• Task details:
Write out the material below again, unchanged.

--- Begin ---

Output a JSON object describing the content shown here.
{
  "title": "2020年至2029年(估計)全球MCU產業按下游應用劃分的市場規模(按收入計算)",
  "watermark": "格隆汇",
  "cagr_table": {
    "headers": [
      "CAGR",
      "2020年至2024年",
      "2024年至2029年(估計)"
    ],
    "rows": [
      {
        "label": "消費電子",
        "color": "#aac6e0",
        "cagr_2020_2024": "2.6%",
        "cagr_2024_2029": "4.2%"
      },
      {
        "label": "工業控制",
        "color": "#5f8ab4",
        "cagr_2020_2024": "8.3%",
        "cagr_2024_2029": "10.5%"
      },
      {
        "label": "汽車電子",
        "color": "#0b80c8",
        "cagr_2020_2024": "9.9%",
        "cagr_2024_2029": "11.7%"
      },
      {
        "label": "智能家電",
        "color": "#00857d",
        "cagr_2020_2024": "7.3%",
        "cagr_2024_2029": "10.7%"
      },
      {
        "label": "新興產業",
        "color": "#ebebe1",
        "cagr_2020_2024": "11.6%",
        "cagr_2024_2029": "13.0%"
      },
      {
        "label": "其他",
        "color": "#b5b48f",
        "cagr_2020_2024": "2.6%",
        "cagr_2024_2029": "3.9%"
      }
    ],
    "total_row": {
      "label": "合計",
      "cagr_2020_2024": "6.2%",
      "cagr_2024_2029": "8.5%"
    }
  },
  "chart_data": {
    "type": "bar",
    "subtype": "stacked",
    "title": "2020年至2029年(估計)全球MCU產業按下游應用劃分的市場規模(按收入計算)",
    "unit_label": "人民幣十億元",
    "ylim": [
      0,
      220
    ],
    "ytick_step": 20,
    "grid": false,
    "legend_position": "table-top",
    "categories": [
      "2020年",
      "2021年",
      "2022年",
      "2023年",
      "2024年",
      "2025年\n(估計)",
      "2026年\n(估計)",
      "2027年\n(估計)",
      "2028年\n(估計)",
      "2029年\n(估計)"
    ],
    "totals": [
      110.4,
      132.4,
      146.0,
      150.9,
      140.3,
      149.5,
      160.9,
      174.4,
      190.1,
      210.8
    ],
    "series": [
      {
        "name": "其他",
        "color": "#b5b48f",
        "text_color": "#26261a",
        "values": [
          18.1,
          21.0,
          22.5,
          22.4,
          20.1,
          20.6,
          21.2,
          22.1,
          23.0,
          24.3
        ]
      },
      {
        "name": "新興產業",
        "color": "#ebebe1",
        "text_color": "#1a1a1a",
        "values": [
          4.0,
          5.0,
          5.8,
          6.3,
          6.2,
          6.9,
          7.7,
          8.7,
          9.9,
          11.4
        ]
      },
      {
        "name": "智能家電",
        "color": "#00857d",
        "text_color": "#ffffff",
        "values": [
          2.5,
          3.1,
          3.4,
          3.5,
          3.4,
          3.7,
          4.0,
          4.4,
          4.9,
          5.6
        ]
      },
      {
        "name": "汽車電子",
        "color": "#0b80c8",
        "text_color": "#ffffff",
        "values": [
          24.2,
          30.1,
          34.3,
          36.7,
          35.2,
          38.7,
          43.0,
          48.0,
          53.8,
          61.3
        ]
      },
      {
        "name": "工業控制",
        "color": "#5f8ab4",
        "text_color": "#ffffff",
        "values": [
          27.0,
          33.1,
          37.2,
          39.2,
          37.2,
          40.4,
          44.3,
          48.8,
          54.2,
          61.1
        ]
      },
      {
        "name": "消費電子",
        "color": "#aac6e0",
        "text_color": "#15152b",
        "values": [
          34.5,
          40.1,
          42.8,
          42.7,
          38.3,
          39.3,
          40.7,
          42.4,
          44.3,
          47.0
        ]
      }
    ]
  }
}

--- End ---

• Answer in full:
Output a JSON object describing the content shown here.
{
  "title": "2020年至2029年(估計)全球MCU產業按下游應用劃分的市場規模(按收入計算)",
  "watermark": "格隆汇",
  "cagr_table": {
    "headers": [
      "CAGR",
      "2020年至2024年",
      "2024年至2029年(估計)"
    ],
    "rows": [
      {
        "label": "消費電子",
        "color": "#aac6e0",
        "cagr_2020_2024": "2.6%",
        "cagr_2024_2029": "4.2%"
      },
      {
        "label": "工業控制",
        "color": "#5f8ab4",
        "cagr_2020_2024": "8.3%",
        "cagr_2024_2029": "10.5%"
      },
      {
        "label": "汽車電子",
        "color": "#0b80c8",
        "cagr_2020_2024": "9.9%",
        "cagr_2024_2029": "11.7%"
      },
      {
        "label": "智能家電",
        "color": "#00857d",
        "cagr_2020_2024": "7.3%",
        "cagr_2024_2029": "10.7%"
      },
      {
        "label": "新興產業",
        "color": "#ebebe1",
        "cagr_2020_2024": "11.6%",
        "cagr_2024_2029": "13.0%"
      },
      {
        "label": "其他",
        "color": "#b5b48f",
        "cagr_2020_2024": "2.6%",
        "cagr_2024_2029": "3.9%"
      }
    ],
    "total_row": {
      "label": "合計",
      "cagr_2020_2024": "6.2%",
      "cagr_2024_2029": "8.5%"
    }
  },
  "chart_data": {
    "type": "bar",
    "subtype": "stacked",
    "title": "2020年至2029年(估計)全球MCU產業按下游應用劃分的市場規模(按收入計算)",
    "unit_label": "人民幣十億元",
    "ylim": [
      0,
      220
    ],
    "ytick_step": 20,
    "grid": false,
    "legend_position": "table-top",
    "categories": [
      "2020年",
      "2021年",
      "2022年",
      "2023年",
      "2024年",
      "2025年\n(估計)",
      "2026年\n(估計)",
      "2027年\n(估計)",
      "2028年\n(估計)",
      "2029年\n(估計)"
    ],
    "totals": [
      110.4,
      132.4,
      146.0,
      150.9,
      140.3,
      149.5,
      160.9,
      174.4,
      190.1,
      210.8
    ],
    "series": [
      {
        "name": "其他",
        "color": "#b5b48f",
        "text_color": "#26261a",
        "values": [
          18.1,
          21.0,
          22.5,
          22.4,
          20.1,
          20.6,
          21.2,
          22.1,
          23.0,
          24.3
        ]
      },
      {
        "name": "新興產業",
        "color": "#ebebe1",
        "text_color": "#1a1a1a",
        "values": [
          4.0,
          5.0,
          5.8,
          6.3,
          6.2,
          6.9,
          7.7,
          8.7,
          9.9,
          11.4
        ]
      },
      {
        "name": "智能家電",
        "color": "#00857d",
        "text_color": "#ffffff",
        "values": [
          2.5,
          3.1,
          3.4,
          3.5,
          3.4,
          3.7,
          4.0,
          4.4,
          4.9,
          5.6
        ]
      },
      {
        "name": "汽車電子",
        "color": "#0b80c8",
        "text_color": "#ffffff",
        "values": [
          24.2,
          30.1,
          34.3,
          36.7,
          35.2,
          38.7,
          43.0,
          48.0,
          53.8,
          61.3
        ]
      },
      {
        "name": "工業控制",
        "color": "#5f8ab4",
        "text_color": "#ffffff",
        "values": [
          27.0,
          33.1,
          37.2,
          39.2,
          37.2,
          40.4,
          44.3,
          48.8,
          54.2,
          61.1
        ]
      },
      {
        "name": "消費電子",
        "color": "#aac6e0",
        "text_color": "#15152b",
        "values": [
          34.5,
          40.1,
          42.8,
          42.7,
          38.3,
          39.3,
          40.7,
          42.4,
          44.3,
          47.0
        ]
      }
    ]
  }
}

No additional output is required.